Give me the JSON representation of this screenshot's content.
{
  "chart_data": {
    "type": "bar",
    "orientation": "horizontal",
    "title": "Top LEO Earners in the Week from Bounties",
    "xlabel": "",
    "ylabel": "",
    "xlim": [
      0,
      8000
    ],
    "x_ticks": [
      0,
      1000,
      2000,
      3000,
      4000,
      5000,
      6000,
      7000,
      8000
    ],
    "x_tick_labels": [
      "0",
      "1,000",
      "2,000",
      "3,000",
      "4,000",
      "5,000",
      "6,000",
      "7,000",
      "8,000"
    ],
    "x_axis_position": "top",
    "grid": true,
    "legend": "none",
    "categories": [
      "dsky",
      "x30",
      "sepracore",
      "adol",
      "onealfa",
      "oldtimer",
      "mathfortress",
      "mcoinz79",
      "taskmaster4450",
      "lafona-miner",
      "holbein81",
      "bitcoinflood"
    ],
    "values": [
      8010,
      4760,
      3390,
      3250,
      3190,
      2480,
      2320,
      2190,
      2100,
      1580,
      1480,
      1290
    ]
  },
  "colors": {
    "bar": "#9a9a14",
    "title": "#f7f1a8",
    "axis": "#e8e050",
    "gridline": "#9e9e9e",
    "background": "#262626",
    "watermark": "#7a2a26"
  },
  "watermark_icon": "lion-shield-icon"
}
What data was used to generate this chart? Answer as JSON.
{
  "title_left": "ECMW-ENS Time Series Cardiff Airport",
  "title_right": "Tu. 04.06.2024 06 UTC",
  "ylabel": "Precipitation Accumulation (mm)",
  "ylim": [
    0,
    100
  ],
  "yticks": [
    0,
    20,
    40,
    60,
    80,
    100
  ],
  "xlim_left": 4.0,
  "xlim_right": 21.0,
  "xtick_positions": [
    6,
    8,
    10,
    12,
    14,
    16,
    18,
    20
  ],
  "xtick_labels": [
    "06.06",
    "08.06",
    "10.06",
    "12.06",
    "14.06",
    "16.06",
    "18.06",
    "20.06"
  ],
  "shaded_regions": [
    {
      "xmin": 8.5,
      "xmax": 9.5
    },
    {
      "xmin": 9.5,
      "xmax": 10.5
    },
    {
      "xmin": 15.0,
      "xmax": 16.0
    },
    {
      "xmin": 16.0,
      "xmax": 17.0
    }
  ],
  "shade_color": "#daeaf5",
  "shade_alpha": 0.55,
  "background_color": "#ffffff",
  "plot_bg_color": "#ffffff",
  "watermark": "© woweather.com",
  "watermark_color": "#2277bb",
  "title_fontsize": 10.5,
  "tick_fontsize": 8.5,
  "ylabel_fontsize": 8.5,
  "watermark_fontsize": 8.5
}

> _Written task_
State how many lines of the data include the word "JSON", with nothing else.

> _Written response_
2